Task prompt:
Count every line that has the word "JSON". Give the number, without anything more.

▬▬▬▬▬▬▬▬▬▬

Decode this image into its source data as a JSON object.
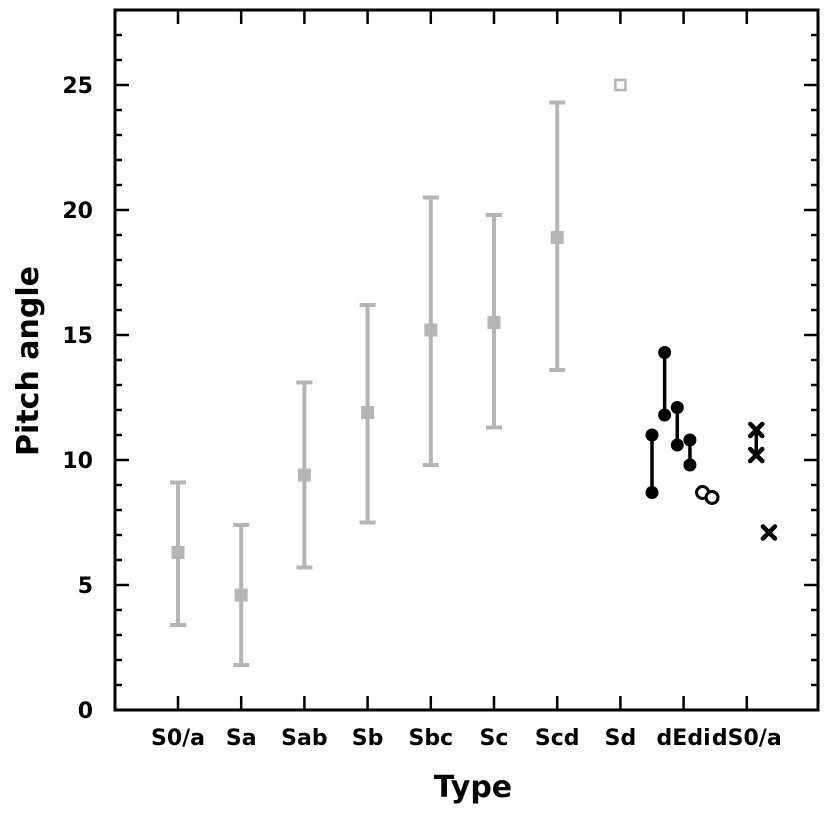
{
  "chart_data": {
    "type": "scatter",
    "title": "",
    "xlabel": "Type",
    "ylabel": "Pitch angle",
    "ylim": [
      0,
      28
    ],
    "yticks": [
      0,
      5,
      10,
      15,
      20,
      25
    ],
    "grid": false,
    "legend": "none",
    "categories": [
      "S0/a",
      "Sa",
      "Sab",
      "Sb",
      "Sbc",
      "Sc",
      "Scd",
      "Sd",
      "dEdi",
      "dS0/a"
    ],
    "colors": {
      "gray": "#b5b5b5",
      "black": "#000000"
    },
    "series": [
      {
        "marker": "filled-square",
        "color": "gray",
        "points": [
          {
            "category": "S0/a",
            "y": 6.3,
            "low": 3.4,
            "high": 9.1
          },
          {
            "category": "Sa",
            "y": 4.6,
            "low": 1.8,
            "high": 7.4
          },
          {
            "category": "Sab",
            "y": 9.4,
            "low": 5.7,
            "high": 13.1
          },
          {
            "category": "Sb",
            "y": 11.9,
            "low": 7.5,
            "high": 16.2
          },
          {
            "category": "Sbc",
            "y": 15.2,
            "low": 9.8,
            "high": 20.5
          },
          {
            "category": "Sc",
            "y": 15.5,
            "low": 11.3,
            "high": 19.8
          },
          {
            "category": "Scd",
            "y": 18.9,
            "low": 13.6,
            "high": 24.3
          }
        ]
      },
      {
        "marker": "open-square",
        "color": "gray",
        "points": [
          {
            "category": "Sd",
            "y": 25.0
          }
        ]
      },
      {
        "marker": "filled-circle",
        "color": "black",
        "connected_pairs": true,
        "points": [
          {
            "category": "dEdi",
            "offset": -0.5,
            "y": 11.0
          },
          {
            "category": "dEdi",
            "offset": -0.5,
            "y": 8.7
          },
          {
            "category": "dEdi",
            "offset": -0.3,
            "y": 14.3
          },
          {
            "category": "dEdi",
            "offset": -0.3,
            "y": 11.8
          },
          {
            "category": "dEdi",
            "offset": -0.1,
            "y": 12.1
          },
          {
            "category": "dEdi",
            "offset": -0.1,
            "y": 10.6
          },
          {
            "category": "dEdi",
            "offset": 0.1,
            "y": 10.8
          },
          {
            "category": "dEdi",
            "offset": 0.1,
            "y": 9.8
          }
        ]
      },
      {
        "marker": "open-circle",
        "color": "black",
        "points": [
          {
            "category": "dEdi",
            "offset": 0.3,
            "y": 8.7
          },
          {
            "category": "dEdi",
            "offset": 0.45,
            "y": 8.5
          }
        ]
      },
      {
        "marker": "cross",
        "color": "black",
        "connected_pairs": true,
        "points": [
          {
            "category": "dS0/a",
            "offset": 0.15,
            "y": 11.2
          },
          {
            "category": "dS0/a",
            "offset": 0.15,
            "y": 10.2
          },
          {
            "category": "dS0/a",
            "offset": 0.35,
            "y": 7.1
          }
        ]
      }
    ]
  }
}
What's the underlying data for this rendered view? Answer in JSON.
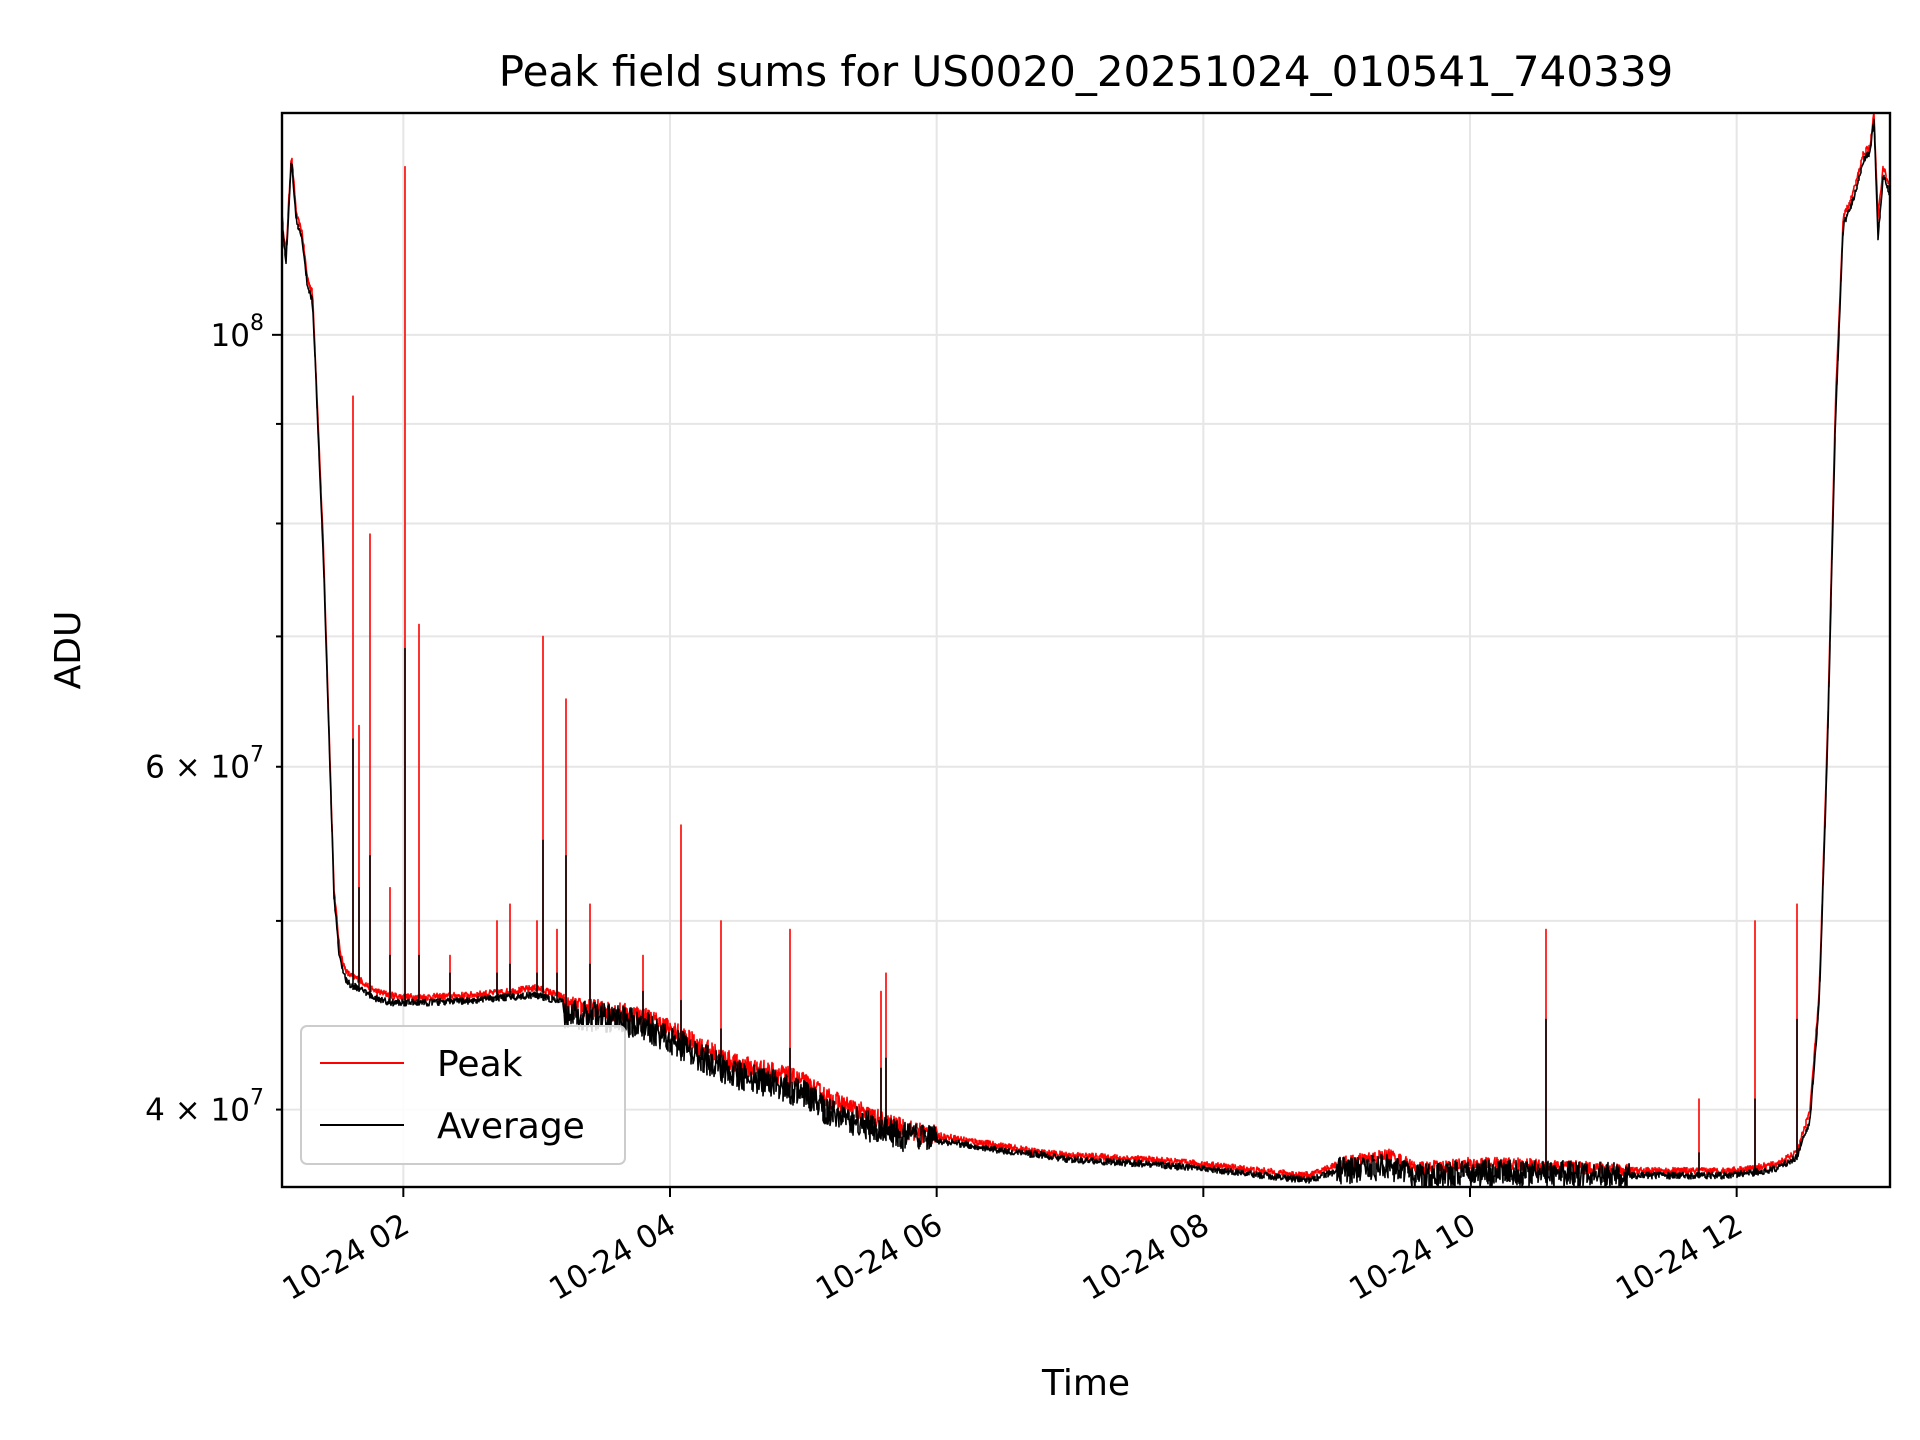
{
  "chart_data": {
    "type": "line",
    "title": "Peak field sums for US0020_20251024_010541_740339",
    "xlabel": "Time",
    "ylabel": "ADU",
    "yscale": "log",
    "xlim": [
      1.09,
      13.15
    ],
    "ylim": [
      36500000,
      130000000
    ],
    "grid": true,
    "legend_position": "lower-left",
    "x_ticks": [
      {
        "value": 2,
        "label": "10-24 02"
      },
      {
        "value": 4,
        "label": "10-24 04"
      },
      {
        "value": 6,
        "label": "10-24 06"
      },
      {
        "value": 8,
        "label": "10-24 08"
      },
      {
        "value": 10,
        "label": "10-24 10"
      },
      {
        "value": 12,
        "label": "10-24 12"
      }
    ],
    "y_ticks_major": [
      {
        "value": 100000000,
        "base": "10",
        "exp": "8"
      }
    ],
    "y_ticks_minor": [
      {
        "value": 40000000,
        "mant": "4",
        "base": "10",
        "exp": "7"
      },
      {
        "value": 60000000,
        "mant": "6",
        "base": "10",
        "exp": "7"
      }
    ],
    "y_grid_values": [
      40000000,
      50000000,
      60000000,
      70000000,
      80000000,
      90000000,
      100000000
    ],
    "series": [
      {
        "name": "Peak",
        "color": "#ff0000",
        "x": [
          1.09,
          1.12,
          1.16,
          1.2,
          1.24,
          1.28,
          1.32,
          1.4,
          1.48,
          1.52,
          1.55,
          1.58,
          1.62,
          1.66,
          1.7,
          1.75,
          1.8,
          1.9,
          2.0,
          2.2,
          2.5,
          2.8,
          3.0,
          3.2,
          3.21,
          3.5,
          3.8,
          4.0,
          4.2,
          4.5,
          4.8,
          5.0,
          5.2,
          5.5,
          5.7,
          5.9,
          6.2,
          6.5,
          6.8,
          7.0,
          7.3,
          7.6,
          8.0,
          8.3,
          8.6,
          8.8,
          9.0,
          9.2,
          9.4,
          9.6,
          9.8,
          10.0,
          10.3,
          10.6,
          11.0,
          11.3,
          11.6,
          11.9,
          12.1,
          12.3,
          12.45,
          12.55,
          12.62,
          12.68,
          12.74,
          12.8,
          12.85,
          12.9,
          12.95,
          13.0,
          13.03,
          13.06,
          13.1,
          13.15
        ],
        "y": [
          115000000,
          110000000,
          124000000,
          115000000,
          113000000,
          107000000,
          105000000,
          78000000,
          52000000,
          48500000,
          47500000,
          47000000,
          46800000,
          46700000,
          46500000,
          46200000,
          46000000,
          45800000,
          45700000,
          45700000,
          45800000,
          46000000,
          46200000,
          45700000,
          45200000,
          45000000,
          44700000,
          44000000,
          43200000,
          42200000,
          41800000,
          41300000,
          40500000,
          39700000,
          39200000,
          38900000,
          38600000,
          38300000,
          38000000,
          37900000,
          37800000,
          37700000,
          37500000,
          37300000,
          37100000,
          37000000,
          37500000,
          37700000,
          37900000,
          37300000,
          37400000,
          37500000,
          37500000,
          37400000,
          37300000,
          37200000,
          37200000,
          37200000,
          37300000,
          37500000,
          38000000,
          40000000,
          46000000,
          62000000,
          92000000,
          115000000,
          117000000,
          120000000,
          124000000,
          125000000,
          130000000,
          115000000,
          122000000,
          119000000
        ]
      },
      {
        "name": "Average",
        "color": "#000000",
        "x": [
          1.09,
          1.12,
          1.16,
          1.2,
          1.24,
          1.28,
          1.32,
          1.4,
          1.48,
          1.52,
          1.55,
          1.58,
          1.62,
          1.66,
          1.7,
          1.75,
          1.8,
          1.9,
          2.0,
          2.2,
          2.5,
          2.8,
          3.0,
          3.2,
          3.21,
          3.5,
          3.8,
          4.0,
          4.2,
          4.5,
          4.8,
          5.0,
          5.2,
          5.5,
          5.7,
          5.9,
          6.2,
          6.5,
          6.8,
          7.0,
          7.3,
          7.6,
          8.0,
          8.3,
          8.6,
          8.8,
          9.0,
          9.2,
          9.4,
          9.6,
          9.8,
          10.0,
          10.3,
          10.6,
          11.0,
          11.3,
          11.6,
          11.9,
          12.1,
          12.3,
          12.45,
          12.55,
          12.62,
          12.68,
          12.74,
          12.8,
          12.85,
          12.9,
          12.95,
          13.0,
          13.03,
          13.06,
          13.1,
          13.15
        ],
        "y": [
          114000000,
          109000000,
          123000000,
          114000000,
          112000000,
          106000000,
          104000000,
          77000000,
          51500000,
          48000000,
          47000000,
          46500000,
          46300000,
          46200000,
          46000000,
          45800000,
          45600000,
          45400000,
          45400000,
          45400000,
          45500000,
          45700000,
          45800000,
          45400000,
          44800000,
          44600000,
          44200000,
          43500000,
          42700000,
          41700000,
          41200000,
          40700000,
          39900000,
          39200000,
          38800000,
          38600000,
          38400000,
          38100000,
          37900000,
          37700000,
          37600000,
          37500000,
          37300000,
          37100000,
          36900000,
          36800000,
          37200000,
          37300000,
          37400000,
          36900000,
          37000000,
          37100000,
          37100000,
          37100000,
          37000000,
          37000000,
          37000000,
          37000000,
          37100000,
          37300000,
          37800000,
          39500000,
          45500000,
          61000000,
          90000000,
          114000000,
          116000000,
          119000000,
          123000000,
          124000000,
          129000000,
          112000000,
          121000000,
          118000000
        ]
      }
    ],
    "spikes": [
      {
        "x": 1.62,
        "peak": 93000000,
        "avg": 62000000
      },
      {
        "x": 1.67,
        "peak": 63000000,
        "avg": 52000000
      },
      {
        "x": 1.75,
        "peak": 79000000,
        "avg": 54000000
      },
      {
        "x": 1.9,
        "peak": 52000000,
        "avg": 48000000
      },
      {
        "x": 2.01,
        "peak": 122000000,
        "avg": 69000000
      },
      {
        "x": 2.12,
        "peak": 71000000,
        "avg": 48000000
      },
      {
        "x": 2.35,
        "peak": 48000000,
        "avg": 47000000
      },
      {
        "x": 2.7,
        "peak": 50000000,
        "avg": 47000000
      },
      {
        "x": 2.8,
        "peak": 51000000,
        "avg": 47500000
      },
      {
        "x": 3.0,
        "peak": 50000000,
        "avg": 47000000
      },
      {
        "x": 3.05,
        "peak": 70000000,
        "avg": 55000000
      },
      {
        "x": 3.15,
        "peak": 49500000,
        "avg": 47000000
      },
      {
        "x": 3.22,
        "peak": 65000000,
        "avg": 54000000
      },
      {
        "x": 3.4,
        "peak": 51000000,
        "avg": 47500000
      },
      {
        "x": 3.8,
        "peak": 48000000,
        "avg": 46000000
      },
      {
        "x": 4.08,
        "peak": 56000000,
        "avg": 45500000
      },
      {
        "x": 4.38,
        "peak": 50000000,
        "avg": 44000000
      },
      {
        "x": 4.9,
        "peak": 49500000,
        "avg": 43000000
      },
      {
        "x": 5.58,
        "peak": 46000000,
        "avg": 42000000
      },
      {
        "x": 5.62,
        "peak": 47000000,
        "avg": 42500000
      },
      {
        "x": 10.57,
        "peak": 49500000,
        "avg": 44500000
      },
      {
        "x": 11.72,
        "peak": 40500000,
        "avg": 38000000
      },
      {
        "x": 12.14,
        "peak": 50000000,
        "avg": 40500000
      },
      {
        "x": 12.45,
        "peak": 51000000,
        "avg": 44500000
      }
    ]
  }
}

▬▬▬▬▬▬▬▬▬▬

Reply to the exercise:
2